╭─ Entries provided

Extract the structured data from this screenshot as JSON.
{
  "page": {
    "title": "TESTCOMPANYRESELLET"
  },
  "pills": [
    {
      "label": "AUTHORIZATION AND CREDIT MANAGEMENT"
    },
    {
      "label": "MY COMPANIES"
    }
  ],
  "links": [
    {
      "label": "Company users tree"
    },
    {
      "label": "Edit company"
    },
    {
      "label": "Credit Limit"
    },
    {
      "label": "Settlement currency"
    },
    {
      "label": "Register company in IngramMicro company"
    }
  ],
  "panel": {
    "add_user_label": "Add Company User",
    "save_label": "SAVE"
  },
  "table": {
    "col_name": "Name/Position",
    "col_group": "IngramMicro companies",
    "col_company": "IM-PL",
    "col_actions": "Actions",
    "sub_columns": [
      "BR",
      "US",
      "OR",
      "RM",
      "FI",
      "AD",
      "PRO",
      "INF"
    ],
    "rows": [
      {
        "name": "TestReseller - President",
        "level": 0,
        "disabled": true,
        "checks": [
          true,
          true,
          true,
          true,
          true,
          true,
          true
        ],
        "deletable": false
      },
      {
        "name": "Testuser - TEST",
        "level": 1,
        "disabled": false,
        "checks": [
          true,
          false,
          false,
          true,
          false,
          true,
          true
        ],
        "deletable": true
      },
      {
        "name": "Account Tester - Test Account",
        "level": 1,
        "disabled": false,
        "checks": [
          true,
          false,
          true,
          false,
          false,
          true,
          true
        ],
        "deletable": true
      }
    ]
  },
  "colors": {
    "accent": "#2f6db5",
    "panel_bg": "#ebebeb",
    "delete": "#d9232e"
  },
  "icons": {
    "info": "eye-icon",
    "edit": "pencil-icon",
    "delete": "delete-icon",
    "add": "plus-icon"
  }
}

╰─

**Aim**
Copy all the records above exactly, missing none.

**Answer in full**
Extract the structured data from this screenshot as JSON.
{
  "page": {
    "title": "TESTCOMPANYRESELLET"
  },
  "pills": [
    {
      "label": "AUTHORIZATION AND CREDIT MANAGEMENT"
    },
    {
      "label": "MY COMPANIES"
    }
  ],
  "links": [
    {
      "label": "Company users tree"
    },
    {
      "label": "Edit company"
    },
    {
      "label": "Credit Limit"
    },
    {
      "label": "Settlement currency"
    },
    {
      "label": "Register company in IngramMicro company"
    }
  ],
  "panel": {
    "add_user_label": "Add Company User",
    "save_label": "SAVE"
  },
  "table": {
    "col_name": "Name/Position",
    "col_group": "IngramMicro companies",
    "col_company": "IM-PL",
    "col_actions": "Actions",
    "sub_columns": [
      "BR",
      "US",
      "OR",
      "RM",
      "FI",
      "AD",
      "PRO",
      "INF"
    ],
    "rows": [
      {
        "name": "TestReseller - President",
        "level": 0,
        "disabled": true,
        "checks": [
          true,
          true,
          true,
          true,
          true,
          true,
          true
        ],
        "deletable": false
      },
      {
        "name": "Testuser - TEST",
        "level": 1,
        "disabled": false,
        "checks": [
          true,
          false,
          false,
          true,
          false,
          true,
          true
        ],
        "deletable": true
      },
      {
        "name": "Account Tester - Test Account",
        "level": 1,
        "disabled": false,
        "checks": [
          true,
          false,
          true,
          false,
          false,
          true,
          true
        ],
        "deletable": true
      }
    ]
  },
  "colors": {
    "accent": "#2f6db5",
    "panel_bg": "#ebebeb",
    "delete": "#d9232e"
  },
  "icons": {
    "info": "eye-icon",
    "edit": "pencil-icon",
    "delete": "delete-icon",
    "add": "plus-icon"
  }
}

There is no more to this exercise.